Top of Text section

One new year’s resolution that most academics would doubtless endorse is to overcome their impostor syndrome.
That this condition was discovered by an academic should not be a surprise: monkey see, monkey do, after all. Academics are famously vulnerable to feeling like they aren't up to the job. So much so that Times Higher Education not so long ago ran a full feature in which academics from varied backgrounds and levels of seniority shared their struggles with the affliction (“It’s hard to believe, but we belong here”, 21 June 2018).
Rather than something that can be banished with enough midwinter willpower, it may well be that impostor syndrome is just a condition of academic being. But it is worth asking why. In my view, it is because academics are members of a cult.
This is not an entirely novel claim, but it remains fiercely resisted by most academics. In a 2015 article in The Chronicle of Higher Education, for instance, Kelly Baker, a former religious studies lecturer at the University of Tennessee, objects that depicting academia as a cult is just a rhetorical provocation, which “understates academe’s allure and mistakenly casts academics as passive victims”.
But aren’t people also drawn to cults by their allure? It is only once inside that they become psychologically dependent, and their lives begin to revolve around pleasing the leader.
Wait a minute, though. While your typical religious cult hinges on the charisma of that leader to draw disciples, academics often don’t think much of their superiors. Scepticism is a professional requirement; we critique for a living and, as a part-time hobby, we direct passive cynicism at the upper echelons of our institutions and disciplines.
However, let’s be honest. The expression of any real intellectual dissent is suspended. There are constant academic gripes about departmental or university strategy, the peer review process or journal publishing, yet belief in the research dogma is unwavering, and the wisdom of superiors is rarely directly questioned. After all, in the absolutist realm that is the university, sycophancy takes you further and higher.

Bottom of Text section

▶ Task set
• A. Do the following statements agree with the essay on academic impostor syndrome? Answer yes or no for each and quote the words of the essay that decide it. (i) Kelly Baker formerly lectured in religious studies at the University of Tennessee. (ii) The Times Higher Education feature on impostor syndrome ran on 21 June 2019. (iii) According to the essay, academics seldom complain about the peer review process.
• B. Carry on with the essay on academic impostor syndrome, starting after its final sentence.

Top of Information given

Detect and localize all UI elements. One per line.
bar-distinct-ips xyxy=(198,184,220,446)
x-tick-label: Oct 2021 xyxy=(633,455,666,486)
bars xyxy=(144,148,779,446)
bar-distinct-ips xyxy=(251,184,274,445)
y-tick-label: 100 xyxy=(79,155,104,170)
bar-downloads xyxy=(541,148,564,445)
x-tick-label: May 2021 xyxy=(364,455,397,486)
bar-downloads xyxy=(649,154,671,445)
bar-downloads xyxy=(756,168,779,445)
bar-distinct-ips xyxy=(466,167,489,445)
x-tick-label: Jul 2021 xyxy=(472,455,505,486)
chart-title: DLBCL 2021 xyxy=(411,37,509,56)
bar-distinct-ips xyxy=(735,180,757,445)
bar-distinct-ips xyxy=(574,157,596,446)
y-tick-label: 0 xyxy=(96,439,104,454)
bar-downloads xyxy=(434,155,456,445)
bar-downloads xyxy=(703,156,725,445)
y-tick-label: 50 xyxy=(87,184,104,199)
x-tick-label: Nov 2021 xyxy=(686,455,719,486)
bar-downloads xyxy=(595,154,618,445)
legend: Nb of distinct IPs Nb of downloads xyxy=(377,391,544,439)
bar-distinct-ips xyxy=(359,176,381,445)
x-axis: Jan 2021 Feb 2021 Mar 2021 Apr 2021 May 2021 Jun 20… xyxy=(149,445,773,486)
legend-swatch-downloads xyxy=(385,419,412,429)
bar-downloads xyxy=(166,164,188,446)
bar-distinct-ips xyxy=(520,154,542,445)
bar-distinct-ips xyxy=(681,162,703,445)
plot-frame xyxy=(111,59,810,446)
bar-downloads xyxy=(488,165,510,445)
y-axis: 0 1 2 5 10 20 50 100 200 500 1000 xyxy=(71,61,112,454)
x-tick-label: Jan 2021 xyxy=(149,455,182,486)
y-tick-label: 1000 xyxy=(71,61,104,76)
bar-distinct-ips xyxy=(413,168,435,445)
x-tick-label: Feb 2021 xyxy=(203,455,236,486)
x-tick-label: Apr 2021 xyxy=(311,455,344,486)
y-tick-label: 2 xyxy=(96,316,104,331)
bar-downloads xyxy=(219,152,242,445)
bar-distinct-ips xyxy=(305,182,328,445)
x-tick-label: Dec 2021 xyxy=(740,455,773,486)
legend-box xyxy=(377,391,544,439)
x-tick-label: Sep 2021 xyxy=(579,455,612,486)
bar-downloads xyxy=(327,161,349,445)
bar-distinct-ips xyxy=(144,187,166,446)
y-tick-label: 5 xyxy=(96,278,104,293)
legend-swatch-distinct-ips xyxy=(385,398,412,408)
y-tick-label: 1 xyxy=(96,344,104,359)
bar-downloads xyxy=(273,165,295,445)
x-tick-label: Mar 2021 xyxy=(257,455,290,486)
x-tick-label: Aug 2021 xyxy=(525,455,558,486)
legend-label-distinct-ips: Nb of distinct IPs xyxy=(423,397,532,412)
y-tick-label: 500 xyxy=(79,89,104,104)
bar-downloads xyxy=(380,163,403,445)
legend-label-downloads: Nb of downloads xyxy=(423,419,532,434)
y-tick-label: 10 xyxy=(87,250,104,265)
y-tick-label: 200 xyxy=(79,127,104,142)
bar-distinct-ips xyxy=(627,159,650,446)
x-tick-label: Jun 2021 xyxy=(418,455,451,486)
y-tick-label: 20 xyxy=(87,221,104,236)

Bottom of Information given

▶ Answers for this exercise
• A.
(i) Yes: "Kelly Baker, a former religious studies lecturer at the University of Tennessee"
(ii) No: "(“It’s hard to believe, but we belong here”, 21 June 2018)"
(iii) No: "There are constant academic gripes about departmental or university strategy, the peer review process or journal publishing"

• B.
For many people, academia is more of a vocation than a job, but integrating yourself into it has to be skilfully managed and maintained. The American sociologist Robert Merton, who studied professional research cultures, revealed how resources, status and success are unevenly distributed in academia, often because initial success has a cumulative effect over time (the so-called Matthew Principle).
Hence, those who succeed can wield excessive patronage and power, which authorities are unwilling or too nervous to check. Professorial personality cults flourish at all levels of the system, while professional influencers, such as research leaders or panellists in the research excellence framework, are thoroughly indulged. And reports from UK and US campuses reveal just how easily such unaccountable concentrations of academic power can lead to the kinds of negative consequences typical of cults: coercion, bullying, manipulation and sexual exploitation.
I remember well the rejection of my first bid for a promotion, partly on the grounds that one anonymous reviewer of my application found it “suspicious” and “unusual” that my trifling list of publications were all single-authored. I was the academic equivalent of the lonely goth locked in my bedroom listening to The Cure (although goths, it is true, could be said to be the cultish disciples of the singers of such bands). But I listened when the head of the promotions committee, in a debriefing interview, advised me to get out more and develop collaborations.
Would-be academics have to actively demonstrate what 1950s pop sociologist William Foot Whyte called belongingness to the organisation. They must become integrated within the university, the department, the research group and, most crucially, the professional peer group.
The same is true for would-be cult members. It begins with the acquisition of special doctrines unique to the cult. In academia, this occurs during doctoral research training. As the sociologist Michael Billig suggests, to fit into academe, the PhD student will find it necessary to acquire a distinct theoretical approach unique to that discipline. This is not merely necessary to guide their research: it also initiates them into a community of like-minded disciplinary believers. Then they must network like crazy at workshops and conferences, doing their best to mingle with professorial gurus and catch a bit of their golden halo.
Another crucial level of belongingness is research productivity, especially for the mid-career academic. Andrew Marzoni, a former academic, states that, in all cults, members need to show an “unwavering commitment to a supposedly noble, transcendent cause”. For academia, that transcendent cause is the production of knowledge, and belongingness is earned by a loyal commitment and service to it.
In effect, the research culture of today is a form of reverse authoritarianism. Members of academe, especially the newest recruits, want to be told what to publish, where to publish and how to publish, in the hope that it will help them to belong. And it is this compulsion of belongingness, contingent on research performance, that, in my view, explains why academics are so prone to impostor syndrome.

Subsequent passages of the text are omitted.